The exercise
Scan the data below and pick out the lines containing the word "category".
++++++++++++++++++++
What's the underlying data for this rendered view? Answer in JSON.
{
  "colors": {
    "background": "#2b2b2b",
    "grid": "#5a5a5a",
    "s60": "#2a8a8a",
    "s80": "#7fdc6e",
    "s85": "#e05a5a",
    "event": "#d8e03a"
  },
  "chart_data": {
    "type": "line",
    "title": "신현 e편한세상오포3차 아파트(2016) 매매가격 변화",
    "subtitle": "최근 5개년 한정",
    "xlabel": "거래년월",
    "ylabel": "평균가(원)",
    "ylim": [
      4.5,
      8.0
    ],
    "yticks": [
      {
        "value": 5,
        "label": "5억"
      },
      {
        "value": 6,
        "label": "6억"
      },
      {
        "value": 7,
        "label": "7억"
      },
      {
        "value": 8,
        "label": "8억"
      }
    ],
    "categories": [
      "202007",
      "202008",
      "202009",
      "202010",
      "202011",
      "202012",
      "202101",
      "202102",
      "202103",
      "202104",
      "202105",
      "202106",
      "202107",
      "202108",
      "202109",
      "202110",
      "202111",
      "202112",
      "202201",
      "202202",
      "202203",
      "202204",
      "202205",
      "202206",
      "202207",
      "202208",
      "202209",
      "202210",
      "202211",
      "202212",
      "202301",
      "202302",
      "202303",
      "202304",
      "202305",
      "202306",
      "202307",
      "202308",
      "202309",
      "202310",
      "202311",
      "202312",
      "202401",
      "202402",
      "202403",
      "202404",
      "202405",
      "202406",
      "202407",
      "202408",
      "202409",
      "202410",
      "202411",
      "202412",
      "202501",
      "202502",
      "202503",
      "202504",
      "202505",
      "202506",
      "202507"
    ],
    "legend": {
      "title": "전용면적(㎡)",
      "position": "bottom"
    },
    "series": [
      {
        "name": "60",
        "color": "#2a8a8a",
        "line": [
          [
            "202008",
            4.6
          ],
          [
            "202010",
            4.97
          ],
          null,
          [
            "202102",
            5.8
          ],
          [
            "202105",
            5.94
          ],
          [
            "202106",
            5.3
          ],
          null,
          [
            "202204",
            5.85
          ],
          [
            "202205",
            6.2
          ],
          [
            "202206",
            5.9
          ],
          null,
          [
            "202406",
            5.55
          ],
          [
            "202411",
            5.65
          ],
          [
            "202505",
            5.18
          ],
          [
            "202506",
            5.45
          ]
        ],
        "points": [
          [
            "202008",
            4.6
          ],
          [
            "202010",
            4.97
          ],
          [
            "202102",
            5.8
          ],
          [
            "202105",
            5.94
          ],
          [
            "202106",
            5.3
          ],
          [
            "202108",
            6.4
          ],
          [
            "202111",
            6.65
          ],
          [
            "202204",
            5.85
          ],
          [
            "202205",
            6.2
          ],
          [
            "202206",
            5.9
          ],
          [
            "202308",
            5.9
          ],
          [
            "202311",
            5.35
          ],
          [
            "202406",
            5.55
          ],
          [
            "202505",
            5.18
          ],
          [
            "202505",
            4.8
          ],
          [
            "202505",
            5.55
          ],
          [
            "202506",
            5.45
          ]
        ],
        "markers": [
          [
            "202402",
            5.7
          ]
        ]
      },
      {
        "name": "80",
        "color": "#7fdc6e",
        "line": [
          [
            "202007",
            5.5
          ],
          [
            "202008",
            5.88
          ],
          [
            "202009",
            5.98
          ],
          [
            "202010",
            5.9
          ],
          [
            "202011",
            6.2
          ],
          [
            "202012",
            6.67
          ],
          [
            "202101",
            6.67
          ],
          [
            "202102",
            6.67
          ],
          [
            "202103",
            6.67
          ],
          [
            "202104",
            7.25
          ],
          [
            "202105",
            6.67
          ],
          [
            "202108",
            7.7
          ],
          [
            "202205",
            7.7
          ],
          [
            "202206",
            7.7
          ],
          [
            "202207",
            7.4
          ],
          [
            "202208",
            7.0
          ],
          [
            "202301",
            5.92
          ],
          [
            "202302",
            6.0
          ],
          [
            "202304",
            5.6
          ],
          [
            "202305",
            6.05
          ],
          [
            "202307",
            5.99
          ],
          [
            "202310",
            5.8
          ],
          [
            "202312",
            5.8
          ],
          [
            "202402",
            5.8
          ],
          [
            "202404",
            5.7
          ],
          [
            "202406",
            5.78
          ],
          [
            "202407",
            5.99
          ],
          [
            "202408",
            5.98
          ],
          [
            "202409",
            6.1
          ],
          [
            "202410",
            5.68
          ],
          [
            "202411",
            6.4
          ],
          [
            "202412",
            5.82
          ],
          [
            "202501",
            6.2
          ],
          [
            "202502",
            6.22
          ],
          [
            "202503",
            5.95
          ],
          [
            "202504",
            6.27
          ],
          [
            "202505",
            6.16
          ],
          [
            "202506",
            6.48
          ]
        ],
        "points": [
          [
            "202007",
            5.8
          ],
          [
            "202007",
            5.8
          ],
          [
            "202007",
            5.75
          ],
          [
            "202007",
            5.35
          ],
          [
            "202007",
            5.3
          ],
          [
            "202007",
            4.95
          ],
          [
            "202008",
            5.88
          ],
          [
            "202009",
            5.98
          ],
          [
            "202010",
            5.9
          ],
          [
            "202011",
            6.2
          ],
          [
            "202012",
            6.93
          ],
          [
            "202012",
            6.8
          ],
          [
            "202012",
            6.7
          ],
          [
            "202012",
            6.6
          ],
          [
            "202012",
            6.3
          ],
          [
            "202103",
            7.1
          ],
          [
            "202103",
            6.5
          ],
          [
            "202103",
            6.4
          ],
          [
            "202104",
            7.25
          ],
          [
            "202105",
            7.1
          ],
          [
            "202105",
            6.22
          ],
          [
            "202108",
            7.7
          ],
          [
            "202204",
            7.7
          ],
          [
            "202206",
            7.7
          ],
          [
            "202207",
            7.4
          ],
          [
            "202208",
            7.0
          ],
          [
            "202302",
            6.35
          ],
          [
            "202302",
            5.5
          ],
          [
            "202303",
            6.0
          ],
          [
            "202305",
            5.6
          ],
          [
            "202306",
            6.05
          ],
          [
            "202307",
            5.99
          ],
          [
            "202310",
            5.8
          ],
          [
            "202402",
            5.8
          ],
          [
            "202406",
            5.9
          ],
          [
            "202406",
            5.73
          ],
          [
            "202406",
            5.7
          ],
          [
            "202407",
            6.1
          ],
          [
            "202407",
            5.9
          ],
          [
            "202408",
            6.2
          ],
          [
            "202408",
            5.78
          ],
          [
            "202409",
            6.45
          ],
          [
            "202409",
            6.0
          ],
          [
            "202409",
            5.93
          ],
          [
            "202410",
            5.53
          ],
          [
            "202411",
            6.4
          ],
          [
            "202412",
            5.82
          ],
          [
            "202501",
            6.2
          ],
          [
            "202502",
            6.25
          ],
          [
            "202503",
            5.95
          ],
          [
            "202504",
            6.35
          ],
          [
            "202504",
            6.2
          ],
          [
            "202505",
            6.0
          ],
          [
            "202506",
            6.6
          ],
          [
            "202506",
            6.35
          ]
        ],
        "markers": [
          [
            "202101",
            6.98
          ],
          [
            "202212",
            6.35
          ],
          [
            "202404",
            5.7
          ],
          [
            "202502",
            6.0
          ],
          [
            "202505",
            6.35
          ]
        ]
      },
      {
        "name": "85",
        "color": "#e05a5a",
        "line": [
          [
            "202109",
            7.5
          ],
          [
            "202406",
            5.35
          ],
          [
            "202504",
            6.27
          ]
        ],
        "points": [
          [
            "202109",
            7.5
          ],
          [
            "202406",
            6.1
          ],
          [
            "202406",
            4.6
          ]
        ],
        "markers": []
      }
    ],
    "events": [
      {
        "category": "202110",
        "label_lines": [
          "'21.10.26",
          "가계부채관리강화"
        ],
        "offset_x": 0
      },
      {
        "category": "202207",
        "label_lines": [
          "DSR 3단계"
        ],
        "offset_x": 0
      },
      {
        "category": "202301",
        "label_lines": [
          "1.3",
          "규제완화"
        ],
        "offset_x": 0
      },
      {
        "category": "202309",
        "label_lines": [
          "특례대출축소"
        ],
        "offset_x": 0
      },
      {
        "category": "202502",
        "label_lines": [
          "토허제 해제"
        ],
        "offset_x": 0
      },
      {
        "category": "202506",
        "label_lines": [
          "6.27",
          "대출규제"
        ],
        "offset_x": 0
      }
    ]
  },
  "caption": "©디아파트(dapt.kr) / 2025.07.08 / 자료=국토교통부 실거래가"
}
++++++++++++++++++++
Written response
        "category": "202110",
        "category": "202207",
        "category": "202301",
        "category": "202309",
        "category": "202502",
        "category": "202506",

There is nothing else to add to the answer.